#### [WRITTEN TASK]
Find every line in the records below that holds the word "handle", and copy it out.

#### [TASK MATERIAL]
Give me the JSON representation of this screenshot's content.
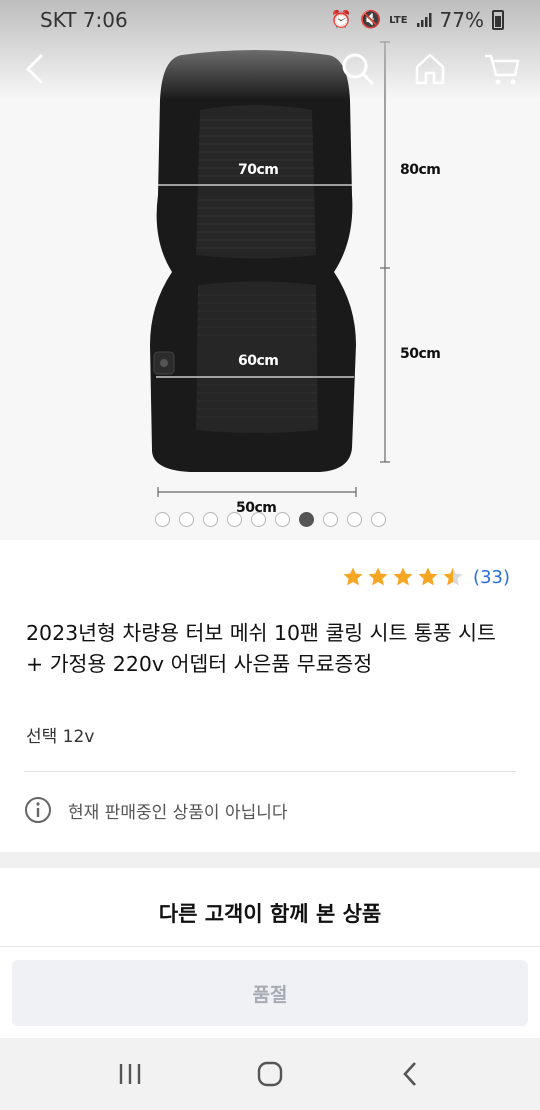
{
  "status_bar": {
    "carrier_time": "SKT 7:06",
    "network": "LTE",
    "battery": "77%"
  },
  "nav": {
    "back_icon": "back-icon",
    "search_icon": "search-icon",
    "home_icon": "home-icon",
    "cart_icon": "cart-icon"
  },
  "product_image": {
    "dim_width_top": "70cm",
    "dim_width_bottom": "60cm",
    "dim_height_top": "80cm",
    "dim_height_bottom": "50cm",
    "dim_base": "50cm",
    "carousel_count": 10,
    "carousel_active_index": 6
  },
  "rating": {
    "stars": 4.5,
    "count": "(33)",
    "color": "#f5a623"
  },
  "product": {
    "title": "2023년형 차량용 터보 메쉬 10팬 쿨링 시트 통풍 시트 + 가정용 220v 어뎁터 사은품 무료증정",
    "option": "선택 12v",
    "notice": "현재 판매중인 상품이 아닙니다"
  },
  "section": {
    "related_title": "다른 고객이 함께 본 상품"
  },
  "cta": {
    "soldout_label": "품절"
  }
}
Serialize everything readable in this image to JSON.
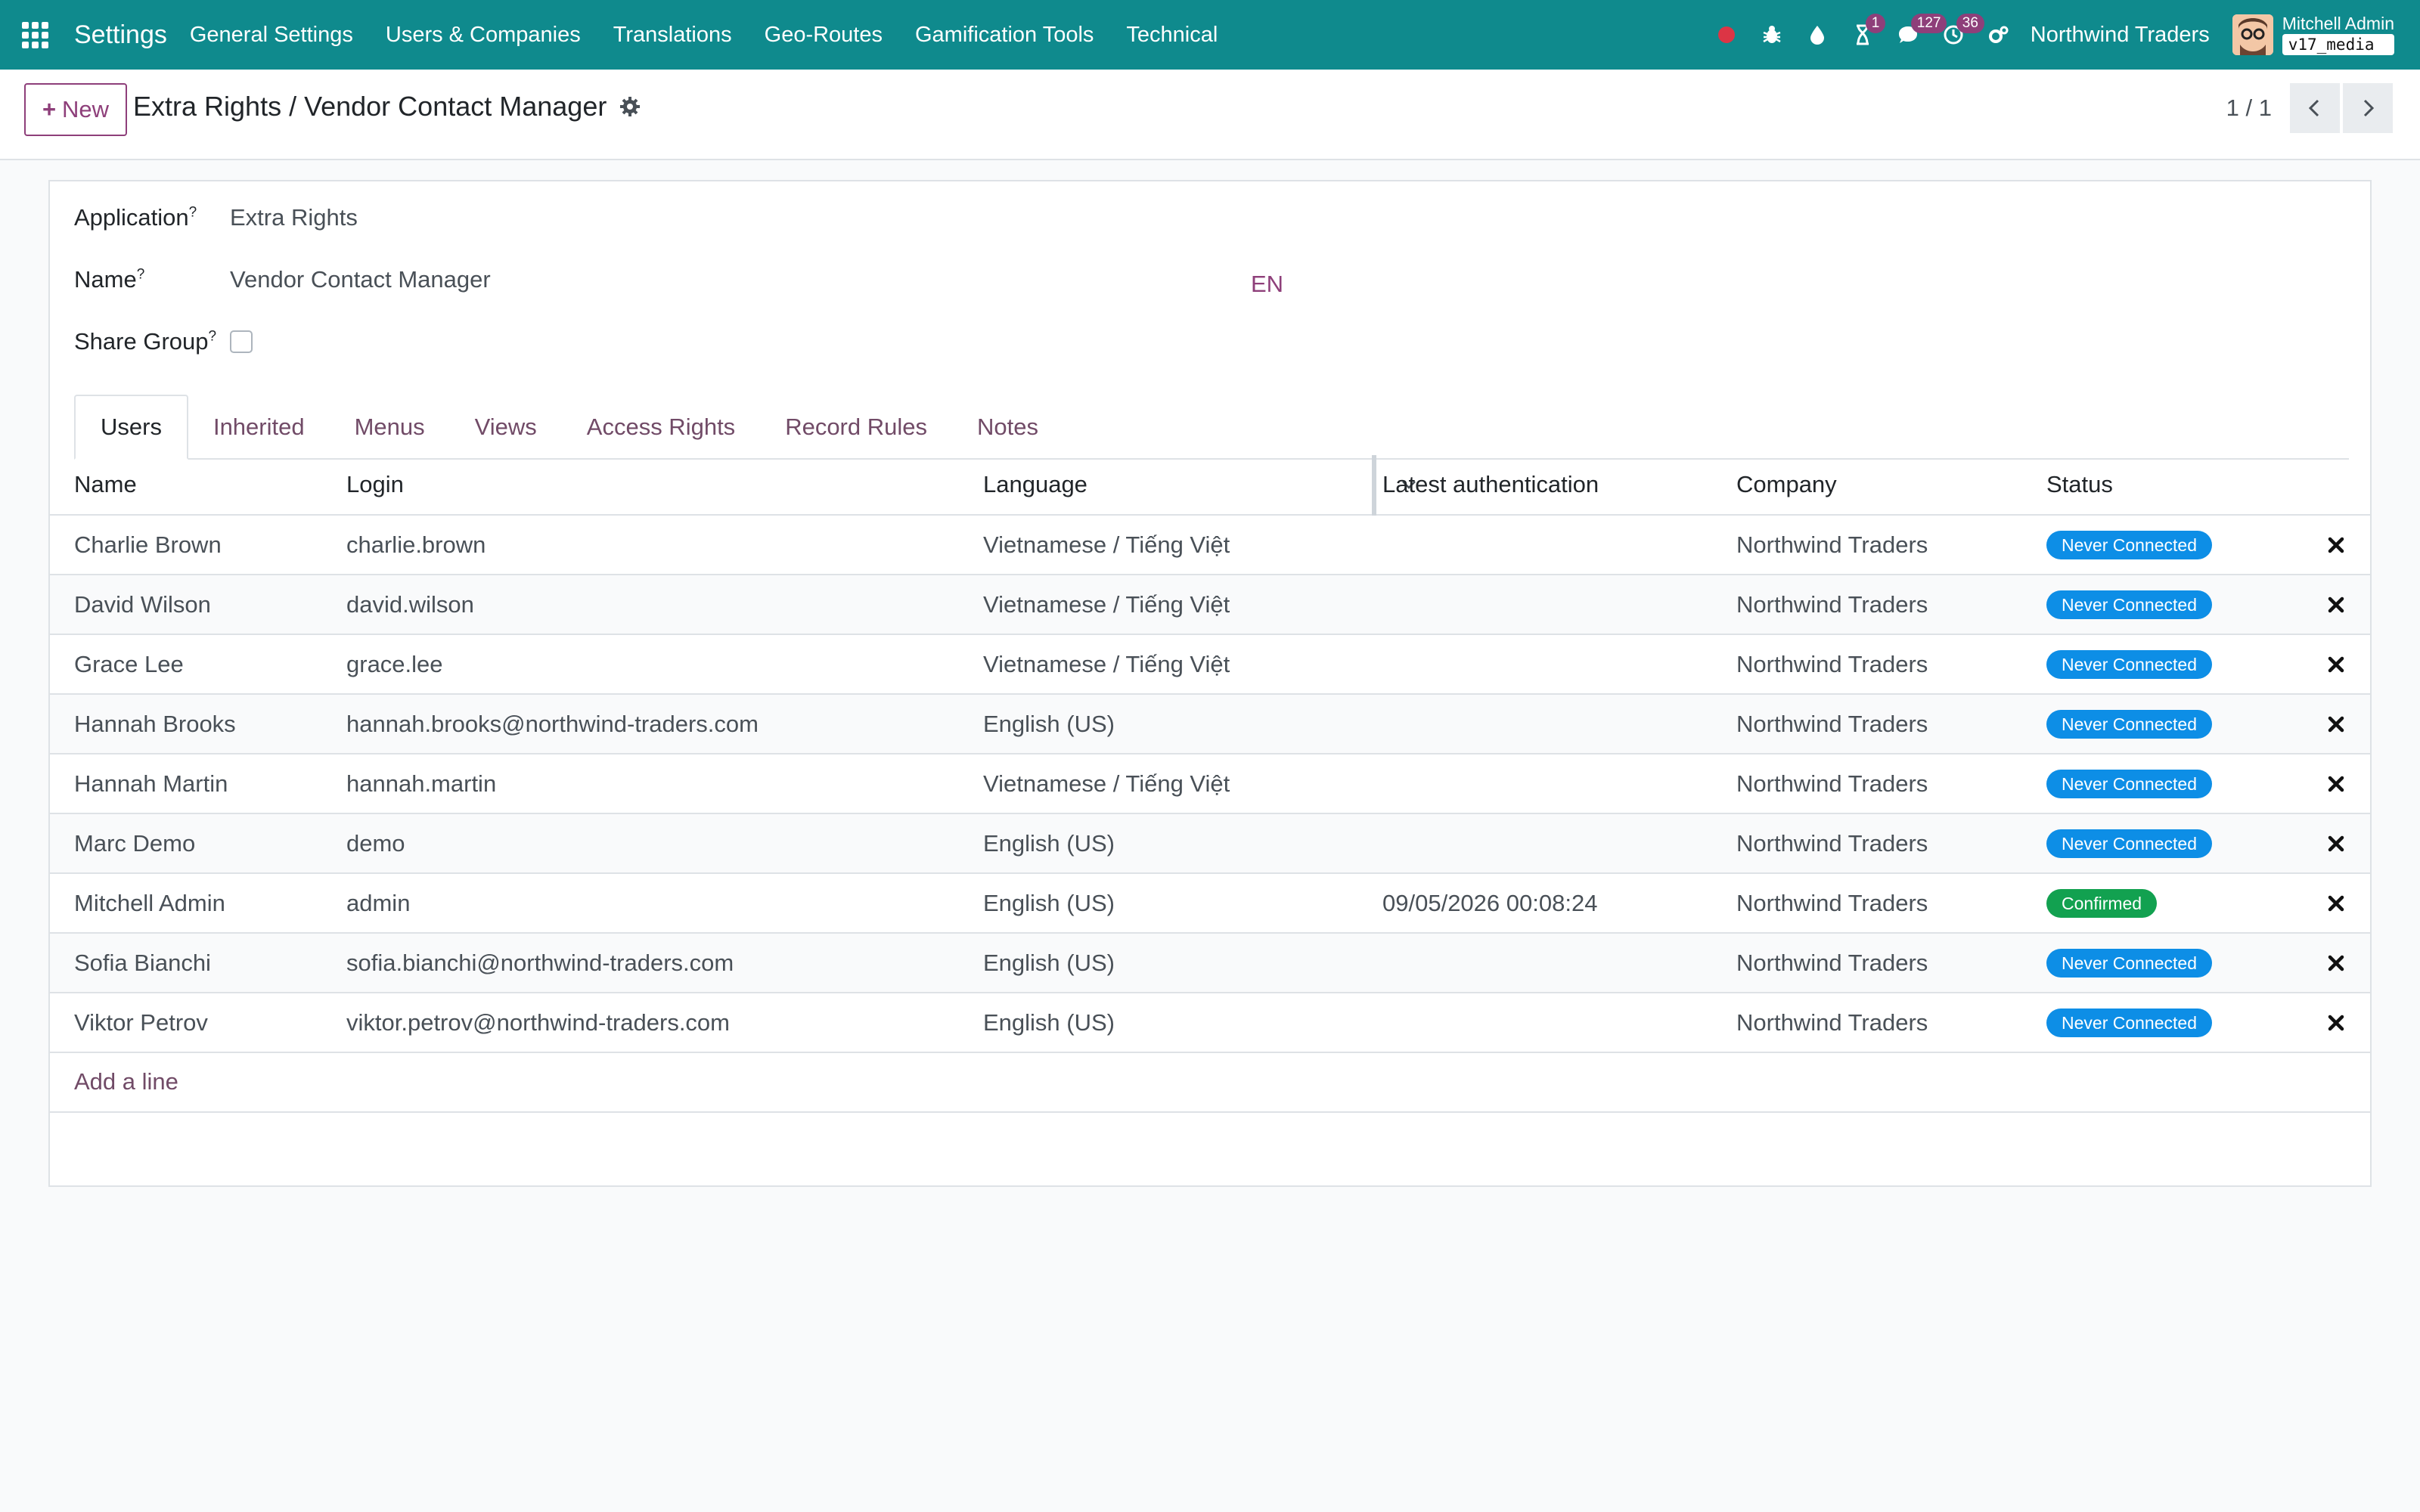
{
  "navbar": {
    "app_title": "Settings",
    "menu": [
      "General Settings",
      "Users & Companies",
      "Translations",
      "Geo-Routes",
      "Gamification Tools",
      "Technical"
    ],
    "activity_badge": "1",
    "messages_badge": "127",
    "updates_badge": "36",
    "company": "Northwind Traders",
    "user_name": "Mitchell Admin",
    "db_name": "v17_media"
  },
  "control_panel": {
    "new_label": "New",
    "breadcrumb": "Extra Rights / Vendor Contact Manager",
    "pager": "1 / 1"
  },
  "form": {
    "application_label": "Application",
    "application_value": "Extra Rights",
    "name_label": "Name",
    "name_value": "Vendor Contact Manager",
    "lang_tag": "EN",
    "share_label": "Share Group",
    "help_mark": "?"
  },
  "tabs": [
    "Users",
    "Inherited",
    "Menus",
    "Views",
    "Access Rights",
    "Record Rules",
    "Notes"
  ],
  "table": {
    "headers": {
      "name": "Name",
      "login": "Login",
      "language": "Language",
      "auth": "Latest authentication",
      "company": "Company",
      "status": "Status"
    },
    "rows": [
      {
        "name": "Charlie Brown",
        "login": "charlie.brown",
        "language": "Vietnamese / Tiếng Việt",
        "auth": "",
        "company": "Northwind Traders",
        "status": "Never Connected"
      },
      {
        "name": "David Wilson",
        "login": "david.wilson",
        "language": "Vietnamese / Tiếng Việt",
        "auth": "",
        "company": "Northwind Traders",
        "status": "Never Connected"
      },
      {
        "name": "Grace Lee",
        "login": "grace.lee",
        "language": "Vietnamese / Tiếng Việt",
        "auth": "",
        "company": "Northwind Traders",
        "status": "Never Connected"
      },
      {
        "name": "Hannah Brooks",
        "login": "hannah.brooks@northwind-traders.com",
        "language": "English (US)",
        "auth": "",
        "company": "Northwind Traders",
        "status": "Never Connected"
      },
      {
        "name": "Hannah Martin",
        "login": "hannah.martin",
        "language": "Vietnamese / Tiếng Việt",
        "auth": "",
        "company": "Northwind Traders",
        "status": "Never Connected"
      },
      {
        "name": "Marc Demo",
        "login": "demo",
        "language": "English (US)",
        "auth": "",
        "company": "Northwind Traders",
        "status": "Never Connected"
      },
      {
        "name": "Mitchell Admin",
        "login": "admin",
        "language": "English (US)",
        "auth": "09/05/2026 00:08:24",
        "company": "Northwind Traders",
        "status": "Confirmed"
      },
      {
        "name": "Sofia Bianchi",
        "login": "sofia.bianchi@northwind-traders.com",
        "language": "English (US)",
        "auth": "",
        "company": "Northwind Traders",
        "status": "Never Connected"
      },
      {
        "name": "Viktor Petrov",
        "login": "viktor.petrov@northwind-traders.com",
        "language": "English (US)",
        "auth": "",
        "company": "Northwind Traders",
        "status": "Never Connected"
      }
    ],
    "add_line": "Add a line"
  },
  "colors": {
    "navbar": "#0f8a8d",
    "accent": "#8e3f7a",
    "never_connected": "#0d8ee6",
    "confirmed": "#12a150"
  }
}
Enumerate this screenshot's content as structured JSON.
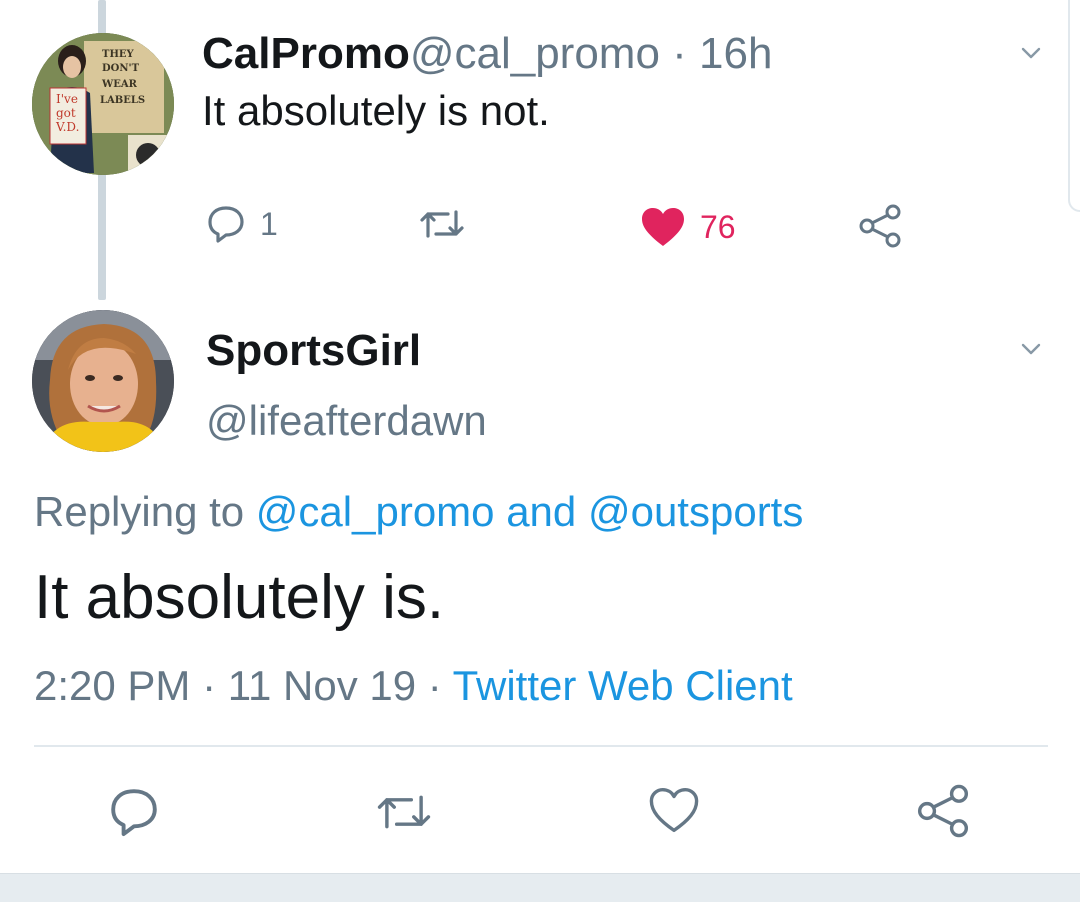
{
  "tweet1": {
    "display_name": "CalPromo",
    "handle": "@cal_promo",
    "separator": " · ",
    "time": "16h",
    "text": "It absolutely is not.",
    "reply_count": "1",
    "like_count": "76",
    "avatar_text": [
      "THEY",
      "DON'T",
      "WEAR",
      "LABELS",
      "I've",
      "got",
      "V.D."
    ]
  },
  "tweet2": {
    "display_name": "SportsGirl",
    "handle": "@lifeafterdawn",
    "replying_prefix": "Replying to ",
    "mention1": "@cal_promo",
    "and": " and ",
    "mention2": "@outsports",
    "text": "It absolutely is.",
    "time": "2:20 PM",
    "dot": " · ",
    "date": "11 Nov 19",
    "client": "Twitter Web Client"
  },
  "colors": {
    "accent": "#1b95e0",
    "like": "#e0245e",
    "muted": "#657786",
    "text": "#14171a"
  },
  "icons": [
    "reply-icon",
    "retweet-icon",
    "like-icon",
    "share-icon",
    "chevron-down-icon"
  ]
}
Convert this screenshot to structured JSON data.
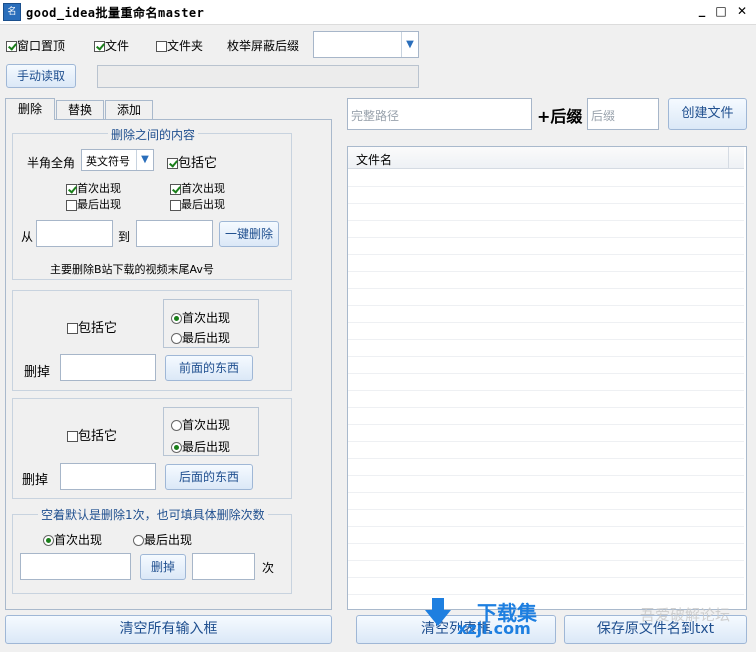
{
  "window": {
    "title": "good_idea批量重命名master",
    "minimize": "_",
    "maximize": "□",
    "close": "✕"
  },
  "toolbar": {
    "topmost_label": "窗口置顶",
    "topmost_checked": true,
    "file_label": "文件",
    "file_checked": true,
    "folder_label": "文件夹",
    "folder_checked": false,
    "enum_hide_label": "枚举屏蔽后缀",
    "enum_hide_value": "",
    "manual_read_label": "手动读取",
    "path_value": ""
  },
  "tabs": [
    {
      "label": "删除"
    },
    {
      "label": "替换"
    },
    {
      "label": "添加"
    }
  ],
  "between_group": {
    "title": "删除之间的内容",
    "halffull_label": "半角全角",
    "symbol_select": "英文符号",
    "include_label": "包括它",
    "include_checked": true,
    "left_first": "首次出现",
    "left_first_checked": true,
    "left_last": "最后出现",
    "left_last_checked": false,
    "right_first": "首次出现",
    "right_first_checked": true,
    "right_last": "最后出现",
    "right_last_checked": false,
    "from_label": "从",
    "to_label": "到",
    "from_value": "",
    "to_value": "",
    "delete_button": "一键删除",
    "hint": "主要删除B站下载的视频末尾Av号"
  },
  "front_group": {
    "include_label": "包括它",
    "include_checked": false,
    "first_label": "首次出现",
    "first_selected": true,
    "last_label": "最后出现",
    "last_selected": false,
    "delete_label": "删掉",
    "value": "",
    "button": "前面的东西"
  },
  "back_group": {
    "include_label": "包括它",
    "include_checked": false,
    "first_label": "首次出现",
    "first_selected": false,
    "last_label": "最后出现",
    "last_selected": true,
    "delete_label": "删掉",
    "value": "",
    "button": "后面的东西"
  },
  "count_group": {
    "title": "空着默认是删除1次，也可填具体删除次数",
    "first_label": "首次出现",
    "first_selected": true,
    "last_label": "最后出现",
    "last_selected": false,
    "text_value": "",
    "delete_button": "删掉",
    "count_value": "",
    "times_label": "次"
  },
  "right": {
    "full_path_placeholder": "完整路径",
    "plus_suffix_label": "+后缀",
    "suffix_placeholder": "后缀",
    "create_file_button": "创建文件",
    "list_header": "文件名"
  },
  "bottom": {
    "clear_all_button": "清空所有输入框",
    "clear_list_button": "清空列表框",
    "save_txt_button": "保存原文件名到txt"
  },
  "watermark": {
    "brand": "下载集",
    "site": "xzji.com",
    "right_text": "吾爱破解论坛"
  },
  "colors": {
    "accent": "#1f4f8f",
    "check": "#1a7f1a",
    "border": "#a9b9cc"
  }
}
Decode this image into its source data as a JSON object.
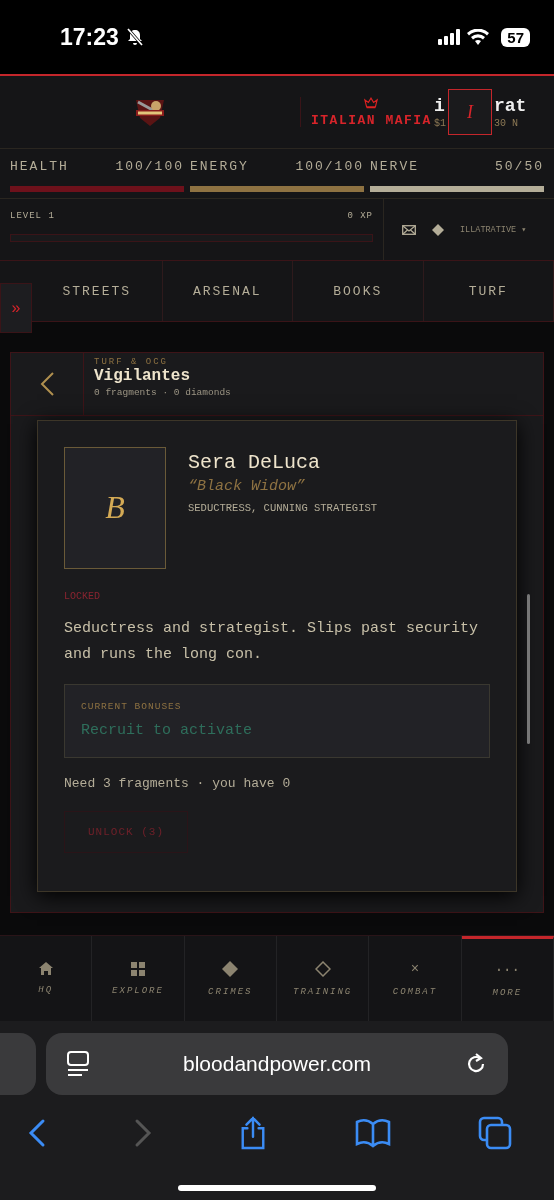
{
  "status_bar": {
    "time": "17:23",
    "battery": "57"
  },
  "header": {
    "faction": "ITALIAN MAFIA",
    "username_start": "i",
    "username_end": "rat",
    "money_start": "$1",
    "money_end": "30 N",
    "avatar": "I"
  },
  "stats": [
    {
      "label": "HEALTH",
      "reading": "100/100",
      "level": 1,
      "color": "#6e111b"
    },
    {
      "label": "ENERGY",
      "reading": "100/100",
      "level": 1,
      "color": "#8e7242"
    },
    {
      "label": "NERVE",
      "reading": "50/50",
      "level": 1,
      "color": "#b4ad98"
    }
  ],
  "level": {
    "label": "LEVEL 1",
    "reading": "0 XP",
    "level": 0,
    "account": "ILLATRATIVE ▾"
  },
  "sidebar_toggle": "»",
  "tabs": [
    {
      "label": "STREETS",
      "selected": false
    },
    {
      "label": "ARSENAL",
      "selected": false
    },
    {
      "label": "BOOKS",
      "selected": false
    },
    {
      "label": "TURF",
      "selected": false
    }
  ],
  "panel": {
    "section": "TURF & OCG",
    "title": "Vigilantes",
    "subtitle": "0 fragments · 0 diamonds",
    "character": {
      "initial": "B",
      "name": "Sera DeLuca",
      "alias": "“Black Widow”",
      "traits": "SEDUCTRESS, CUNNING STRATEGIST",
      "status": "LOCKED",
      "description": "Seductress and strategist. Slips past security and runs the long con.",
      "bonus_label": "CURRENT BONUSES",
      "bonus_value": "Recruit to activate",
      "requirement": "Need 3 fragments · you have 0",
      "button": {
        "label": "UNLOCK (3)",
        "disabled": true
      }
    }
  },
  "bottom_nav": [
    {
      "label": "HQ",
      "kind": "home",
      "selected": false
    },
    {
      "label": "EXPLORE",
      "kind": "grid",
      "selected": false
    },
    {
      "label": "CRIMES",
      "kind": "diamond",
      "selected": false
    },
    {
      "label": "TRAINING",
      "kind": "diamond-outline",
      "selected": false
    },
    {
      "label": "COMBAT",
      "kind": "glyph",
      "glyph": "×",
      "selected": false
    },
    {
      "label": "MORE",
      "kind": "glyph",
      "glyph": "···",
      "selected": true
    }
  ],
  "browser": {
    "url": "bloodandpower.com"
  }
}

#### [RESULT OF THIS EXERCISE]
    "handle": "@cal_promo",
    "handle": "@lifeafterdawn",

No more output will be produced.